_Exercise_
Each entry must be reproduced precisely as it stands.

[Data listing]

::::

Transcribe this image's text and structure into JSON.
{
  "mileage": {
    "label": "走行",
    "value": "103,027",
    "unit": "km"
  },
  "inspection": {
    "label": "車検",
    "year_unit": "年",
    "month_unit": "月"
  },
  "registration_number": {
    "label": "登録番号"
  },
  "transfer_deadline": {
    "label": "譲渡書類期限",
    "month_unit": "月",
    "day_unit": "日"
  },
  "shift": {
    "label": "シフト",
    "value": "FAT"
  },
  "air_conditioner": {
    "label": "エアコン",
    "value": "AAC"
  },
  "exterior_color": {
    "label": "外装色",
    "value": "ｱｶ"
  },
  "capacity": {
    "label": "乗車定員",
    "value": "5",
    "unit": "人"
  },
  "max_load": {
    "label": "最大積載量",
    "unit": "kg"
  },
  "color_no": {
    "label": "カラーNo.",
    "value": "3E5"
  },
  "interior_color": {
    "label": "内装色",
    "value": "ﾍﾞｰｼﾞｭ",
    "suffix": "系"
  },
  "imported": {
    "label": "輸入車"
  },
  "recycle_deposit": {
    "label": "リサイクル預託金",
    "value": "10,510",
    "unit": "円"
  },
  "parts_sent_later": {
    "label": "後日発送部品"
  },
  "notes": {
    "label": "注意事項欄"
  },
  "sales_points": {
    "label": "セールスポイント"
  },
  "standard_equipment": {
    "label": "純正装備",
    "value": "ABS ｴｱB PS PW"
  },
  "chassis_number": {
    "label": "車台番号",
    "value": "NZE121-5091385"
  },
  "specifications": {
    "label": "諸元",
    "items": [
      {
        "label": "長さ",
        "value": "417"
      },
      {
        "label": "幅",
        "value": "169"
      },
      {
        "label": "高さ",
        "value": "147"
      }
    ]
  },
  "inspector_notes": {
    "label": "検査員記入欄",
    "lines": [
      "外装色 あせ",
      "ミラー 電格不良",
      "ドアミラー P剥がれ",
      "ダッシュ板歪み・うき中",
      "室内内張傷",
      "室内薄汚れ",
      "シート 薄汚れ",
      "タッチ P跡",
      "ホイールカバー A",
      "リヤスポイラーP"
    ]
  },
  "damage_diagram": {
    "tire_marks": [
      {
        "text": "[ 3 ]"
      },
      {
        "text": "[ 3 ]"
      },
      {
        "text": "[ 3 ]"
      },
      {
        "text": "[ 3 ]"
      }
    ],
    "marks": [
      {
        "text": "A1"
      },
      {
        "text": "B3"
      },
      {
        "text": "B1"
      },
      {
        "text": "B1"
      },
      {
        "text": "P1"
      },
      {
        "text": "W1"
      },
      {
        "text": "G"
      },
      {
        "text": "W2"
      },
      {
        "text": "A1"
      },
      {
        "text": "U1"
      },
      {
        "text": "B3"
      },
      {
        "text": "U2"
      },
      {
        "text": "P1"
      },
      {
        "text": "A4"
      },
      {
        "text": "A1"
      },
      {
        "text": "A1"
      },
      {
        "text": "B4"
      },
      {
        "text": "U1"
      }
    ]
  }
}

::::

_Response for this exercise_
Transcribe this image's text and structure into JSON.
{
  "mileage": {
    "label": "走行",
    "value": "103,027",
    "unit": "km"
  },
  "inspection": {
    "label": "車検",
    "year_unit": "年",
    "month_unit": "月"
  },
  "registration_number": {
    "label": "登録番号"
  },
  "transfer_deadline": {
    "label": "譲渡書類期限",
    "month_unit": "月",
    "day_unit": "日"
  },
  "shift": {
    "label": "シフト",
    "value": "FAT"
  },
  "air_conditioner": {
    "label": "エアコン",
    "value": "AAC"
  },
  "exterior_color": {
    "label": "外装色",
    "value": "ｱｶ"
  },
  "capacity": {
    "label": "乗車定員",
    "value": "5",
    "unit": "人"
  },
  "max_load": {
    "label": "最大積載量",
    "unit": "kg"
  },
  "color_no": {
    "label": "カラーNo.",
    "value": "3E5"
  },
  "interior_color": {
    "label": "内装色",
    "value": "ﾍﾞｰｼﾞｭ",
    "suffix": "系"
  },
  "imported": {
    "label": "輸入車"
  },
  "recycle_deposit": {
    "label": "リサイクル預託金",
    "value": "10,510",
    "unit": "円"
  },
  "parts_sent_later": {
    "label": "後日発送部品"
  },
  "notes": {
    "label": "注意事項欄"
  },
  "sales_points": {
    "label": "セールスポイント"
  },
  "standard_equipment": {
    "label": "純正装備",
    "value": "ABS ｴｱB PS PW"
  },
  "chassis_number": {
    "label": "車台番号",
    "value": "NZE121-5091385"
  },
  "specifications": {
    "label": "諸元",
    "items": [
      {
        "label": "長さ",
        "value": "417"
      },
      {
        "label": "幅",
        "value": "169"
      },
      {
        "label": "高さ",
        "value": "147"
      }
    ]
  },
  "inspector_notes": {
    "label": "検査員記入欄",
    "lines": [
      "外装色 あせ",
      "ミラー 電格不良",
      "ドアミラー P剥がれ",
      "ダッシュ板歪み・うき中",
      "室内内張傷",
      "室内薄汚れ",
      "シート 薄汚れ",
      "タッチ P跡",
      "ホイールカバー A",
      "リヤスポイラーP"
    ]
  },
  "damage_diagram": {
    "tire_marks": [
      {
        "text": "[ 3 ]"
      },
      {
        "text": "[ 3 ]"
      },
      {
        "text": "[ 3 ]"
      },
      {
        "text": "[ 3 ]"
      }
    ],
    "marks": [
      {
        "text": "A1"
      },
      {
        "text": "B3"
      },
      {
        "text": "B1"
      },
      {
        "text": "B1"
      },
      {
        "text": "P1"
      },
      {
        "text": "W1"
      },
      {
        "text": "G"
      },
      {
        "text": "W2"
      },
      {
        "text": "A1"
      },
      {
        "text": "U1"
      },
      {
        "text": "B3"
      },
      {
        "text": "U2"
      },
      {
        "text": "P1"
      },
      {
        "text": "A4"
      },
      {
        "text": "A1"
      },
      {
        "text": "A1"
      },
      {
        "text": "B4"
      },
      {
        "text": "U1"
      }
    ]
  }
}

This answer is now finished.